▶ [Your objective] Repeat the whole listing exactly.

Excerpt from a dataset
***

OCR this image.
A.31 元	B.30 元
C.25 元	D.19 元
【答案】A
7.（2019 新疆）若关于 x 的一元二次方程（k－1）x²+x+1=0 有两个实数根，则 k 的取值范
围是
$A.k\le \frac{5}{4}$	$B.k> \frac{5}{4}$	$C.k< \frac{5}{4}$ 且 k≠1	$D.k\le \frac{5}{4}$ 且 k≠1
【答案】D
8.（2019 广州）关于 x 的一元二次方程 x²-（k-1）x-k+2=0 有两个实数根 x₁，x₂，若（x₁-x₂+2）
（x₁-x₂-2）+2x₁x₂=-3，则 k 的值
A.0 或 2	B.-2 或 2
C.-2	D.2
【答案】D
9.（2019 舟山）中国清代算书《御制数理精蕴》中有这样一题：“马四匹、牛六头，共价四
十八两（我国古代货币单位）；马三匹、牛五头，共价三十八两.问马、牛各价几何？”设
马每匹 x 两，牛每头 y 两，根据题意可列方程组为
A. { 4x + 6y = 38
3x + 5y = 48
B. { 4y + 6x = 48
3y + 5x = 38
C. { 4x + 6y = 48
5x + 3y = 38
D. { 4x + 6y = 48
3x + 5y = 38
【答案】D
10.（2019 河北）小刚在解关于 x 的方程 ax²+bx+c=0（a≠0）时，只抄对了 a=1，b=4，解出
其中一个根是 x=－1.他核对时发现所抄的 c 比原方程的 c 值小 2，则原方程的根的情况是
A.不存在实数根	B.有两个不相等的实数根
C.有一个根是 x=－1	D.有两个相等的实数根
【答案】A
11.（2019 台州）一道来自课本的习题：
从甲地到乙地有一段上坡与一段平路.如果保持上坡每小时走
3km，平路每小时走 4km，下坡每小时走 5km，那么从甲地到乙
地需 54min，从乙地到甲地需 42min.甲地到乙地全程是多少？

***

▶ [Response to the task]
OCR this image.
A.31 元	B.30 元
C.25 元	D.19 元
【答案】A
7.（2019 新疆）若关于 x 的一元二次方程（k－1）x²+x+1=0 有两个实数根，则 k 的取值范
围是
$A.k\le \frac{5}{4}$	$B.k> \frac{5}{4}$	$C.k< \frac{5}{4}$ 且 k≠1	$D.k\le \frac{5}{4}$ 且 k≠1
【答案】D
8.（2019 广州）关于 x 的一元二次方程 x²-（k-1）x-k+2=0 有两个实数根 x₁，x₂，若（x₁-x₂+2）
（x₁-x₂-2）+2x₁x₂=-3，则 k 的值
A.0 或 2	B.-2 或 2
C.-2	D.2
【答案】D
9.（2019 舟山）中国清代算书《御制数理精蕴》中有这样一题：“马四匹、牛六头，共价四
十八两（我国古代货币单位）；马三匹、牛五头，共价三十八两.问马、牛各价几何？”设
马每匹 x 两，牛每头 y 两，根据题意可列方程组为
A. { 4x + 6y = 38
3x + 5y = 48
B. { 4y + 6x = 48
3y + 5x = 38
C. { 4x + 6y = 48
5x + 3y = 38
D. { 4x + 6y = 48
3x + 5y = 38
【答案】D
10.（2019 河北）小刚在解关于 x 的方程 ax²+bx+c=0（a≠0）时，只抄对了 a=1，b=4，解出
其中一个根是 x=－1.他核对时发现所抄的 c 比原方程的 c 值小 2，则原方程的根的情况是
A.不存在实数根	B.有两个不相等的实数根
C.有一个根是 x=－1	D.有两个相等的实数根
【答案】A
11.（2019 台州）一道来自课本的习题：
从甲地到乙地有一段上坡与一段平路.如果保持上坡每小时走
3km，平路每小时走 4km，下坡每小时走 5km，那么从甲地到乙
地需 54min，从乙地到甲地需 42min.甲地到乙地全程是多少？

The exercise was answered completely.